### Written task
Collect every line that includes the string "this".

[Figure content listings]
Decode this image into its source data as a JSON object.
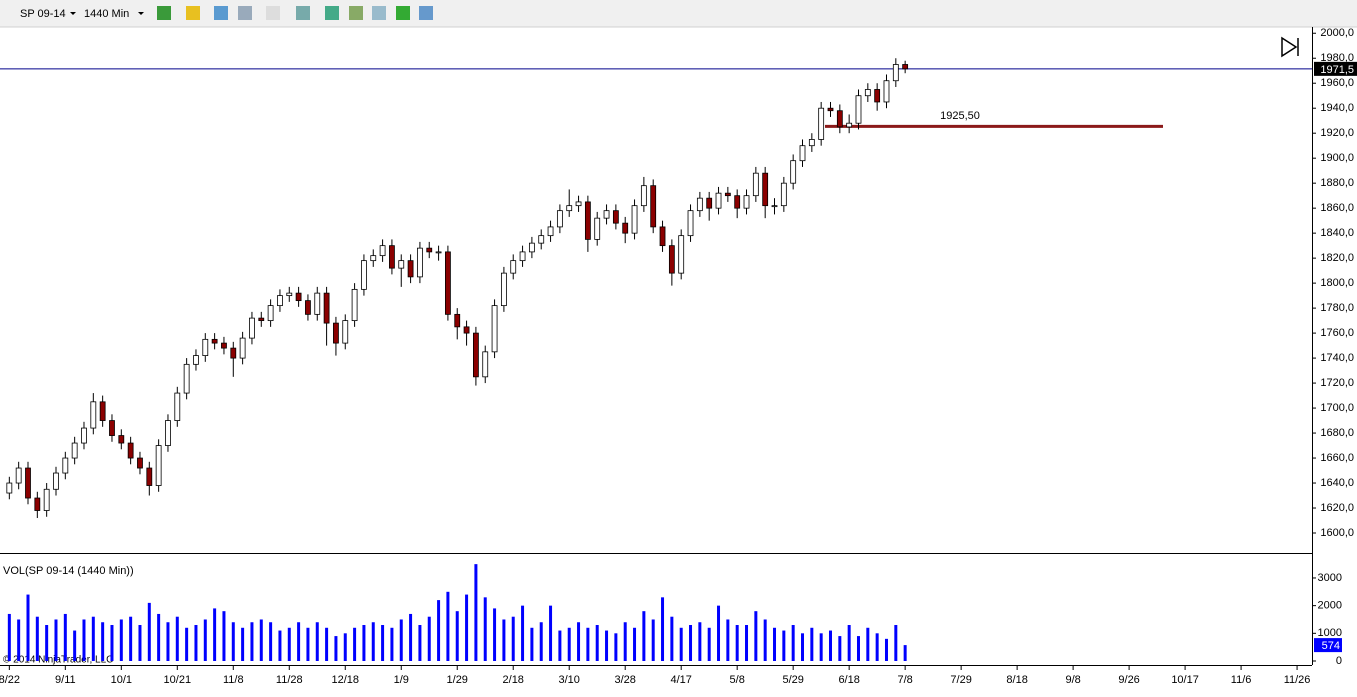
{
  "toolbar": {
    "instrument": "SP 09-14",
    "interval": "1440 Min"
  },
  "copyright": "© 2014 NinjaTrader, LLC",
  "chart_data": [
    {
      "type": "candlestick",
      "open": [
        1632,
        1640,
        1652,
        1628,
        1618,
        1635,
        1648,
        1660,
        1672,
        1684,
        1705,
        1690,
        1678,
        1672,
        1660,
        1652,
        1638,
        1670,
        1690,
        1712,
        1735,
        1742,
        1755,
        1752,
        1748,
        1740,
        1756,
        1772,
        1770,
        1782,
        1790,
        1792,
        1786,
        1775,
        1792,
        1768,
        1752,
        1770,
        1795,
        1818,
        1822,
        1830,
        1812,
        1818,
        1805,
        1828,
        1825,
        1825,
        1775,
        1765,
        1760,
        1725,
        1745,
        1782,
        1808,
        1818,
        1825,
        1832,
        1838,
        1845,
        1858,
        1862,
        1865,
        1835,
        1852,
        1858,
        1848,
        1840,
        1862,
        1878,
        1845,
        1830,
        1808,
        1838,
        1858,
        1868,
        1860,
        1872,
        1870,
        1860,
        1870,
        1888,
        1862,
        1862,
        1880,
        1898,
        1910,
        1915,
        1940,
        1938,
        1925,
        1928,
        1950,
        1955,
        1945,
        1962,
        1975
      ],
      "high": [
        1645,
        1657,
        1657,
        1633,
        1640,
        1653,
        1665,
        1677,
        1689,
        1712,
        1710,
        1695,
        1683,
        1677,
        1665,
        1657,
        1675,
        1695,
        1717,
        1740,
        1747,
        1760,
        1760,
        1757,
        1753,
        1761,
        1777,
        1777,
        1787,
        1795,
        1797,
        1797,
        1791,
        1797,
        1797,
        1773,
        1775,
        1800,
        1823,
        1827,
        1835,
        1835,
        1823,
        1823,
        1833,
        1833,
        1830,
        1830,
        1780,
        1770,
        1765,
        1750,
        1787,
        1813,
        1823,
        1830,
        1837,
        1843,
        1850,
        1863,
        1875,
        1870,
        1870,
        1857,
        1863,
        1863,
        1853,
        1867,
        1885,
        1883,
        1850,
        1835,
        1843,
        1863,
        1873,
        1873,
        1877,
        1877,
        1875,
        1875,
        1893,
        1893,
        1868,
        1885,
        1903,
        1915,
        1920,
        1945,
        1945,
        1943,
        1935,
        1955,
        1960,
        1960,
        1967,
        1980,
        1978
      ],
      "low": [
        1627,
        1635,
        1623,
        1612,
        1613,
        1630,
        1643,
        1655,
        1667,
        1679,
        1685,
        1673,
        1667,
        1655,
        1647,
        1630,
        1633,
        1665,
        1685,
        1707,
        1730,
        1737,
        1747,
        1743,
        1725,
        1735,
        1751,
        1765,
        1765,
        1777,
        1785,
        1781,
        1770,
        1770,
        1750,
        1742,
        1747,
        1765,
        1790,
        1813,
        1817,
        1807,
        1797,
        1800,
        1800,
        1820,
        1818,
        1770,
        1755,
        1750,
        1718,
        1720,
        1740,
        1777,
        1803,
        1813,
        1820,
        1827,
        1833,
        1840,
        1853,
        1857,
        1825,
        1830,
        1847,
        1843,
        1832,
        1835,
        1857,
        1840,
        1825,
        1798,
        1803,
        1833,
        1853,
        1850,
        1855,
        1865,
        1852,
        1855,
        1865,
        1852,
        1855,
        1857,
        1875,
        1893,
        1905,
        1910,
        1933,
        1920,
        1920,
        1923,
        1945,
        1938,
        1940,
        1957,
        1968
      ],
      "close": [
        1640,
        1652,
        1628,
        1618,
        1635,
        1648,
        1660,
        1672,
        1684,
        1705,
        1690,
        1678,
        1672,
        1660,
        1652,
        1638,
        1670,
        1690,
        1712,
        1735,
        1742,
        1755,
        1752,
        1748,
        1740,
        1756,
        1772,
        1770,
        1782,
        1790,
        1792,
        1786,
        1775,
        1792,
        1768,
        1752,
        1770,
        1795,
        1818,
        1822,
        1830,
        1812,
        1818,
        1805,
        1828,
        1825,
        1825,
        1775,
        1765,
        1760,
        1725,
        1745,
        1782,
        1808,
        1818,
        1825,
        1832,
        1838,
        1845,
        1858,
        1862,
        1865,
        1835,
        1852,
        1858,
        1848,
        1840,
        1862,
        1878,
        1845,
        1830,
        1808,
        1838,
        1858,
        1868,
        1860,
        1872,
        1870,
        1860,
        1870,
        1888,
        1862,
        1862,
        1880,
        1898,
        1910,
        1915,
        1940,
        1938,
        1925,
        1928,
        1950,
        1955,
        1945,
        1962,
        1975,
        1971.5
      ],
      "up_color": "#ffffff",
      "down_color": "#8b0000",
      "xlim": [
        -1,
        139.6
      ],
      "ylim": [
        1584,
        2005
      ],
      "yticks": [
        {
          "value": 1600,
          "label": "1600,0"
        },
        {
          "value": 1620,
          "label": "1620,0"
        },
        {
          "value": 1640,
          "label": "1640,0"
        },
        {
          "value": 1660,
          "label": "1660,0"
        },
        {
          "value": 1680,
          "label": "1680,0"
        },
        {
          "value": 1700,
          "label": "1700,0"
        },
        {
          "value": 1720,
          "label": "1720,0"
        },
        {
          "value": 1740,
          "label": "1740,0"
        },
        {
          "value": 1760,
          "label": "1760,0"
        },
        {
          "value": 1780,
          "label": "1780,0"
        },
        {
          "value": 1800,
          "label": "1800,0"
        },
        {
          "value": 1820,
          "label": "1820,0"
        },
        {
          "value": 1840,
          "label": "1840,0"
        },
        {
          "value": 1860,
          "label": "1860,0"
        },
        {
          "value": 1880,
          "label": "1880,0"
        },
        {
          "value": 1900,
          "label": "1900,0"
        },
        {
          "value": 1920,
          "label": "1920,0"
        },
        {
          "value": 1940,
          "label": "1940,0"
        },
        {
          "value": 1960,
          "label": "1960,0"
        },
        {
          "value": 1980,
          "label": "1980,0"
        },
        {
          "value": 2000,
          "label": "2000,0"
        }
      ],
      "last_price": {
        "value": 1971.5,
        "label": "1971,5"
      },
      "level": {
        "value": 1925.5,
        "label": "1925,50"
      }
    },
    {
      "type": "bar",
      "title": "VOL(SP 09-14 (1440 Min))",
      "values": [
        1700,
        1500,
        2400,
        1600,
        1300,
        1500,
        1700,
        1100,
        1500,
        1600,
        1400,
        1300,
        1500,
        1600,
        1300,
        2100,
        1700,
        1400,
        1600,
        1200,
        1300,
        1500,
        1900,
        1800,
        1400,
        1200,
        1400,
        1500,
        1400,
        1100,
        1200,
        1400,
        1200,
        1400,
        1200,
        900,
        1000,
        1200,
        1300,
        1400,
        1300,
        1200,
        1500,
        1700,
        1300,
        1600,
        2200,
        2500,
        1800,
        2400,
        3500,
        2300,
        1900,
        1500,
        1600,
        2000,
        1200,
        1400,
        2000,
        1100,
        1200,
        1400,
        1200,
        1300,
        1100,
        1000,
        1400,
        1200,
        1800,
        1500,
        2300,
        1600,
        1200,
        1300,
        1400,
        1200,
        2000,
        1500,
        1300,
        1300,
        1800,
        1500,
        1200,
        1100,
        1300,
        1000,
        1200,
        1000,
        1100,
        900,
        1300,
        900,
        1200,
        1000,
        800,
        1300,
        574
      ],
      "color": "#0000ff",
      "xlim": [
        -1,
        139.6
      ],
      "ylim": [
        -145,
        3830
      ],
      "yticks": [
        0,
        1000,
        2000,
        3000
      ],
      "xticks": [
        {
          "value": 0,
          "label": "8/22"
        },
        {
          "value": 6,
          "label": "9/11"
        },
        {
          "value": 12,
          "label": "10/1"
        },
        {
          "value": 18,
          "label": "10/21"
        },
        {
          "value": 24,
          "label": "11/8"
        },
        {
          "value": 30,
          "label": "11/28"
        },
        {
          "value": 36,
          "label": "12/18"
        },
        {
          "value": 42,
          "label": "1/9"
        },
        {
          "value": 48,
          "label": "1/29"
        },
        {
          "value": 54,
          "label": "2/18"
        },
        {
          "value": 60,
          "label": "3/10"
        },
        {
          "value": 66,
          "label": "3/28"
        },
        {
          "value": 72,
          "label": "4/17"
        },
        {
          "value": 78,
          "label": "5/8"
        },
        {
          "value": 84,
          "label": "5/29"
        },
        {
          "value": 90,
          "label": "6/18"
        },
        {
          "value": 96,
          "label": "7/8"
        },
        {
          "value": 102,
          "label": "7/29"
        },
        {
          "value": 108,
          "label": "8/18"
        },
        {
          "value": 114,
          "label": "9/8"
        },
        {
          "value": 120,
          "label": "9/26"
        },
        {
          "value": 126,
          "label": "10/17"
        },
        {
          "value": 132,
          "label": "11/6"
        },
        {
          "value": 138,
          "label": "11/26"
        }
      ]
    }
  ]
}
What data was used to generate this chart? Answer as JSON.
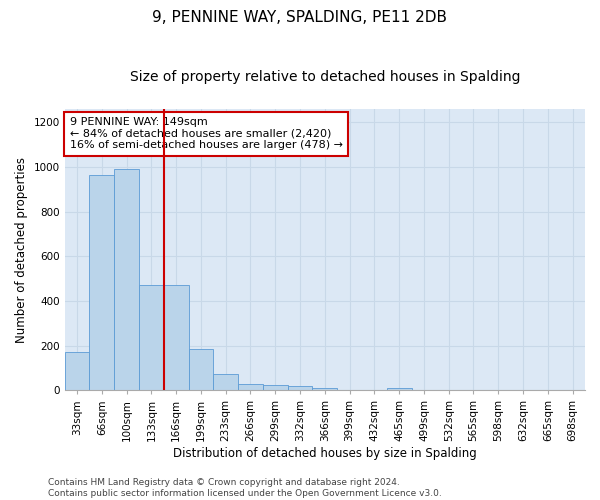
{
  "title": "9, PENNINE WAY, SPALDING, PE11 2DB",
  "subtitle": "Size of property relative to detached houses in Spalding",
  "xlabel": "Distribution of detached houses by size in Spalding",
  "ylabel": "Number of detached properties",
  "bar_color": "#bad4ea",
  "bar_edge_color": "#5b9bd5",
  "grid_color": "#c8d8e8",
  "background_color": "#dce8f5",
  "vline_color": "#cc0000",
  "vline_x": 3.5,
  "annotation_text": "9 PENNINE WAY: 149sqm\n← 84% of detached houses are smaller (2,420)\n16% of semi-detached houses are larger (478) →",
  "annotation_box_color": "#ffffff",
  "annotation_border_color": "#cc0000",
  "bins": [
    "33sqm",
    "66sqm",
    "100sqm",
    "133sqm",
    "166sqm",
    "199sqm",
    "233sqm",
    "266sqm",
    "299sqm",
    "332sqm",
    "366sqm",
    "399sqm",
    "432sqm",
    "465sqm",
    "499sqm",
    "532sqm",
    "565sqm",
    "598sqm",
    "632sqm",
    "665sqm",
    "698sqm"
  ],
  "values": [
    170,
    965,
    990,
    470,
    470,
    185,
    75,
    28,
    22,
    20,
    10,
    0,
    0,
    10,
    0,
    0,
    0,
    0,
    0,
    0,
    0
  ],
  "ylim": [
    0,
    1260
  ],
  "yticks": [
    0,
    200,
    400,
    600,
    800,
    1000,
    1200
  ],
  "footer_text": "Contains HM Land Registry data © Crown copyright and database right 2024.\nContains public sector information licensed under the Open Government Licence v3.0.",
  "title_fontsize": 11,
  "subtitle_fontsize": 10,
  "axis_label_fontsize": 8.5,
  "tick_fontsize": 7.5,
  "annotation_fontsize": 8,
  "footer_fontsize": 6.5
}
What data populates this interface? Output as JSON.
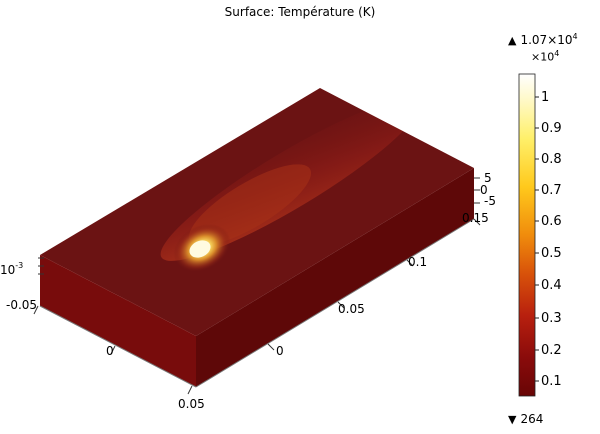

### Exercise answer
Decode this image into its source data as a JSON object.
What data was used to generate this chart? Answer as JSON.
What data populates this interface? Output as JSON.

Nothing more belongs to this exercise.